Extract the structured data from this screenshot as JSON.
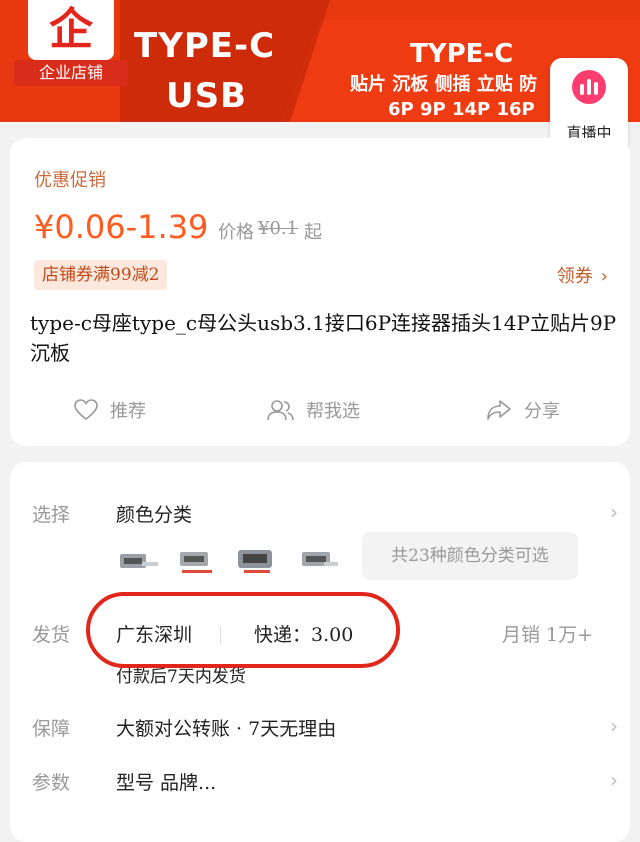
{
  "banner": {
    "store_badge": "企业店铺",
    "logo_glyph": "企",
    "type_line1": "TYPE-C",
    "type_line2": "USB",
    "right_title": "TYPE-C",
    "right_features": "贴片 沉板 侧插 立贴 防",
    "right_pins": "6P 9P 14P 16P",
    "accent": "#ef3b12"
  },
  "live": {
    "label": "直播中",
    "icon": "live-bars-icon"
  },
  "promo": {
    "title": "优惠促销",
    "price_range": "¥0.06-1.39",
    "price_label": "价格",
    "price_original": "¥0.1",
    "price_suffix": "起",
    "coupon": "店铺券满99减2",
    "get_coupon": "领券",
    "price_color": "#ff5a1f"
  },
  "product": {
    "title": "type-c母座type_c母公头usb3.1接口6P连接器插头14P立贴片9P沉板"
  },
  "actions": {
    "recommend": "推荐",
    "help_choose": "帮我选",
    "share": "分享"
  },
  "details": {
    "select_label": "选择",
    "select_value": "颜色分类",
    "variants_text": "共23种颜色分类可选",
    "ship_label": "发货",
    "ship_origin": "广东深圳",
    "ship_fee": "快递：3.00",
    "monthly_sales": "月销 1万+",
    "ship_note": "付款后7天内发货",
    "guarantee_label": "保障",
    "guarantee_value": "大额对公转账 · 7天无理由",
    "params_label": "参数",
    "params_value": "型号 品牌..."
  }
}
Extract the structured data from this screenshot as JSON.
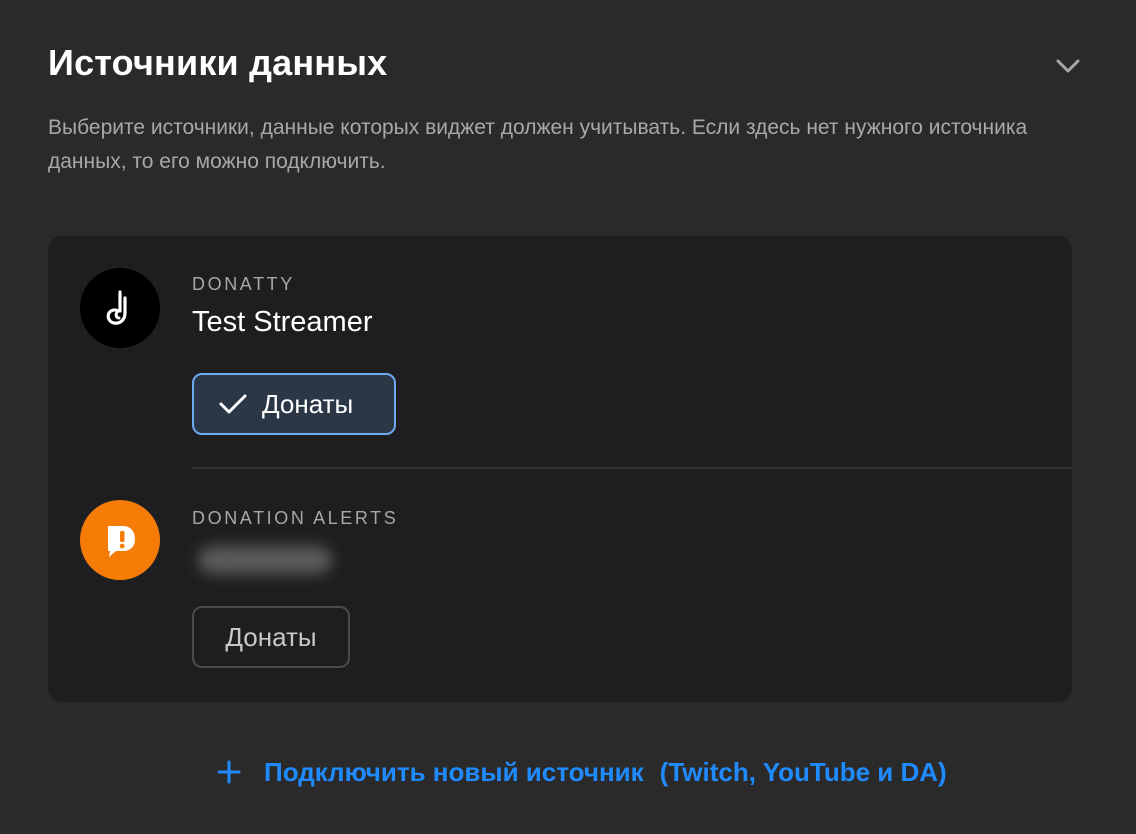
{
  "section": {
    "title": "Источники данных",
    "description": "Выберите источники, данные которых виджет должен учитывать. Если здесь нет нужного источника данных, то его можно подключить."
  },
  "sources": [
    {
      "platform": "DONATTY",
      "account_name": "Test Streamer",
      "icon": "donatty-logo-icon",
      "chip_label": "Донаты",
      "chip_selected": true,
      "accent_color": "#000000"
    },
    {
      "platform": "DONATION ALERTS",
      "account_name": "",
      "icon": "donationalerts-logo-icon",
      "chip_label": "Донаты",
      "chip_selected": false,
      "accent_color": "#f57d07"
    }
  ],
  "add_source": {
    "label": "Подключить новый источник",
    "hint": "(Twitch, YouTube и DA)",
    "color": "#1f8bff"
  },
  "colors": {
    "background": "#2a2a2b",
    "card": "#1e1e20",
    "selected_chip_border": "#6eaaf2",
    "selected_chip_fill": "#2b3747"
  }
}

(CHALLENGE)
Write out every entry again word for word, without any of the pictures.

(RESULT FOR THIS EXERCISE)
Extract the structured data from this screenshot as JSON.
{
  "banner": {
    "store_badge": "企业店铺",
    "logo_glyph": "企",
    "type_line1": "TYPE-C",
    "type_line2": "USB",
    "right_title": "TYPE-C",
    "right_features": "贴片 沉板 侧插 立贴 防",
    "right_pins": "6P 9P 14P 16P",
    "accent": "#ef3b12"
  },
  "live": {
    "label": "直播中",
    "icon": "live-bars-icon"
  },
  "promo": {
    "title": "优惠促销",
    "price_range": "¥0.06-1.39",
    "price_label": "价格",
    "price_original": "¥0.1",
    "price_suffix": "起",
    "coupon": "店铺券满99减2",
    "get_coupon": "领券",
    "price_color": "#ff5a1f"
  },
  "product": {
    "title": "type-c母座type_c母公头usb3.1接口6P连接器插头14P立贴片9P沉板"
  },
  "actions": {
    "recommend": "推荐",
    "help_choose": "帮我选",
    "share": "分享"
  },
  "details": {
    "select_label": "选择",
    "select_value": "颜色分类",
    "variants_text": "共23种颜色分类可选",
    "ship_label": "发货",
    "ship_origin": "广东深圳",
    "ship_fee": "快递：3.00",
    "monthly_sales": "月销 1万+",
    "ship_note": "付款后7天内发货",
    "guarantee_label": "保障",
    "guarantee_value": "大额对公转账 · 7天无理由",
    "params_label": "参数",
    "params_value": "型号 品牌..."
  }
}
Extract the structured data from this screenshot as JSON.
{
  "section": {
    "title": "Источники данных",
    "description": "Выберите источники, данные которых виджет должен учитывать. Если здесь нет нужного источника данных, то его можно подключить."
  },
  "sources": [
    {
      "platform": "DONATTY",
      "account_name": "Test Streamer",
      "icon": "donatty-logo-icon",
      "chip_label": "Донаты",
      "chip_selected": true,
      "accent_color": "#000000"
    },
    {
      "platform": "DONATION ALERTS",
      "account_name": "",
      "icon": "donationalerts-logo-icon",
      "chip_label": "Донаты",
      "chip_selected": false,
      "accent_color": "#f57d07"
    }
  ],
  "add_source": {
    "label": "Подключить новый источник",
    "hint": "(Twitch, YouTube и DA)",
    "color": "#1f8bff"
  },
  "colors": {
    "background": "#2a2a2b",
    "card": "#1e1e20",
    "selected_chip_border": "#6eaaf2",
    "selected_chip_fill": "#2b3747"
  }
}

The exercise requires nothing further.